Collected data
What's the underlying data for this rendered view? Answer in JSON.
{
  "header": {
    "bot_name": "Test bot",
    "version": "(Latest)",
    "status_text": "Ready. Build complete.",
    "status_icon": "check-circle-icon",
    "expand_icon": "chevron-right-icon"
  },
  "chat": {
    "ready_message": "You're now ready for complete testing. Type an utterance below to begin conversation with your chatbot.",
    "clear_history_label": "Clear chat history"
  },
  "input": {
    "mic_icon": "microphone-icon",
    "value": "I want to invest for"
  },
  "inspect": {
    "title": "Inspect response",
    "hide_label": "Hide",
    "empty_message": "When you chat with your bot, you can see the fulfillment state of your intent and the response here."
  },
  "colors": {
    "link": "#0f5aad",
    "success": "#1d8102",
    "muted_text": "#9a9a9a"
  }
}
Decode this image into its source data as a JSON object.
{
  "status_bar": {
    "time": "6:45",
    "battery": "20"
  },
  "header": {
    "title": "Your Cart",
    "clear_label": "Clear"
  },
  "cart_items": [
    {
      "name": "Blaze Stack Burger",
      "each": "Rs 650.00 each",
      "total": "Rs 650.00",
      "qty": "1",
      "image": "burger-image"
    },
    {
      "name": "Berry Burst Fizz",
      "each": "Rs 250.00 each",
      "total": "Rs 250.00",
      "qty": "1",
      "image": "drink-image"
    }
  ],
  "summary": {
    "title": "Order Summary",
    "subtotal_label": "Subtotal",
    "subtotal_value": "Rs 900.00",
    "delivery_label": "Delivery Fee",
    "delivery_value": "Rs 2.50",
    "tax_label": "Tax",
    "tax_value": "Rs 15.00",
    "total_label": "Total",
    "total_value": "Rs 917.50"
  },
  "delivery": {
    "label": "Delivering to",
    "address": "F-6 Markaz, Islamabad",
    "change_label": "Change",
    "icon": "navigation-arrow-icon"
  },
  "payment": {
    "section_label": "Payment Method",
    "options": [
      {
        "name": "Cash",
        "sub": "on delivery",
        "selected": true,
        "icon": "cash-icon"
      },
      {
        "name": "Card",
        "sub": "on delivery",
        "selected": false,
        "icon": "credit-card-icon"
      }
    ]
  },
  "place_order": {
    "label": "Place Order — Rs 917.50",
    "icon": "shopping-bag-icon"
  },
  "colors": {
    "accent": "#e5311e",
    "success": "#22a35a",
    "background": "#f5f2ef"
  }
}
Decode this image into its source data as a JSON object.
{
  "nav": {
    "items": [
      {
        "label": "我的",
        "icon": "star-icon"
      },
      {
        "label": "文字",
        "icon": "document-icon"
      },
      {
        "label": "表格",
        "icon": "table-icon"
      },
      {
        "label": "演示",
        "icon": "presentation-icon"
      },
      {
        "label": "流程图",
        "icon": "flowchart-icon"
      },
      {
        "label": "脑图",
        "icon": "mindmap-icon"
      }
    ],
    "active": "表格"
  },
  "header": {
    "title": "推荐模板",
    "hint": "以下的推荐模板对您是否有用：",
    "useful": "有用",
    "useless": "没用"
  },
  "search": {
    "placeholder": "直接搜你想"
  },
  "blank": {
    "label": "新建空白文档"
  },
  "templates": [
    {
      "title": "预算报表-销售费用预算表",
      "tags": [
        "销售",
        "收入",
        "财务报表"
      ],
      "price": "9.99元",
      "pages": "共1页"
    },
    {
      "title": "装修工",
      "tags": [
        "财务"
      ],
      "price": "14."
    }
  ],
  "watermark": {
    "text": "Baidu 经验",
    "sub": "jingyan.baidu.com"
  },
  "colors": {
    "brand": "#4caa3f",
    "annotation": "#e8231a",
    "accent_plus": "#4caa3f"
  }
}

#### [Task details]
Print all of the entries again, exactly as written.

#### [Answer to the problem]
What's the underlying data for this rendered view? Answer in JSON.
{
  "header": {
    "bot_name": "Test bot",
    "version": "(Latest)",
    "status_text": "Ready. Build complete.",
    "status_icon": "check-circle-icon",
    "expand_icon": "chevron-right-icon"
  },
  "chat": {
    "ready_message": "You're now ready for complete testing. Type an utterance below to begin conversation with your chatbot.",
    "clear_history_label": "Clear chat history"
  },
  "input": {
    "mic_icon": "microphone-icon",
    "value": "I want to invest for"
  },
  "inspect": {
    "title": "Inspect response",
    "hide_label": "Hide",
    "empty_message": "When you chat with your bot, you can see the fulfillment state of your intent and the response here."
  },
  "colors": {
    "link": "#0f5aad",
    "success": "#1d8102",
    "muted_text": "#9a9a9a"
  }
}
Decode this image into its source data as a JSON object.
{
  "status_bar": {
    "time": "6:45",
    "battery": "20"
  },
  "header": {
    "title": "Your Cart",
    "clear_label": "Clear"
  },
  "cart_items": [
    {
      "name": "Blaze Stack Burger",
      "each": "Rs 650.00 each",
      "total": "Rs 650.00",
      "qty": "1",
      "image": "burger-image"
    },
    {
      "name": "Berry Burst Fizz",
      "each": "Rs 250.00 each",
      "total": "Rs 250.00",
      "qty": "1",
      "image": "drink-image"
    }
  ],
  "summary": {
    "title": "Order Summary",
    "subtotal_label": "Subtotal",
    "subtotal_value": "Rs 900.00",
    "delivery_label": "Delivery Fee",
    "delivery_value": "Rs 2.50",
    "tax_label": "Tax",
    "tax_value": "Rs 15.00",
    "total_label": "Total",
    "total_value": "Rs 917.50"
  },
  "delivery": {
    "label": "Delivering to",
    "address": "F-6 Markaz, Islamabad",
    "change_label": "Change",
    "icon": "navigation-arrow-icon"
  },
  "payment": {
    "section_label": "Payment Method",
    "options": [
      {
        "name": "Cash",
        "sub": "on delivery",
        "selected": true,
        "icon": "cash-icon"
      },
      {
        "name": "Card",
        "sub": "on delivery",
        "selected": false,
        "icon": "credit-card-icon"
      }
    ]
  },
  "place_order": {
    "label": "Place Order — Rs 917.50",
    "icon": "shopping-bag-icon"
  },
  "colors": {
    "accent": "#e5311e",
    "success": "#22a35a",
    "background": "#f5f2ef"
  }
}
Decode this image into its source data as a JSON object.
{
  "nav": {
    "items": [
      {
        "label": "我的",
        "icon": "star-icon"
      },
      {
        "label": "文字",
        "icon": "document-icon"
      },
      {
        "label": "表格",
        "icon": "table-icon"
      },
      {
        "label": "演示",
        "icon": "presentation-icon"
      },
      {
        "label": "流程图",
        "icon": "flowchart-icon"
      },
      {
        "label": "脑图",
        "icon": "mindmap-icon"
      }
    ],
    "active": "表格"
  },
  "header": {
    "title": "推荐模板",
    "hint": "以下的推荐模板对您是否有用：",
    "useful": "有用",
    "useless": "没用"
  },
  "search": {
    "placeholder": "直接搜你想"
  },
  "blank": {
    "label": "新建空白文档"
  },
  "templates": [
    {
      "title": "预算报表-销售费用预算表",
      "tags": [
        "销售",
        "收入",
        "财务报表"
      ],
      "price": "9.99元",
      "pages": "共1页"
    },
    {
      "title": "装修工",
      "tags": [
        "财务"
      ],
      "price": "14."
    }
  ],
  "watermark": {
    "text": "Baidu 经验",
    "sub": "jingyan.baidu.com"
  },
  "colors": {
    "brand": "#4caa3f",
    "annotation": "#e8231a",
    "accent_plus": "#4caa3f"
  }
}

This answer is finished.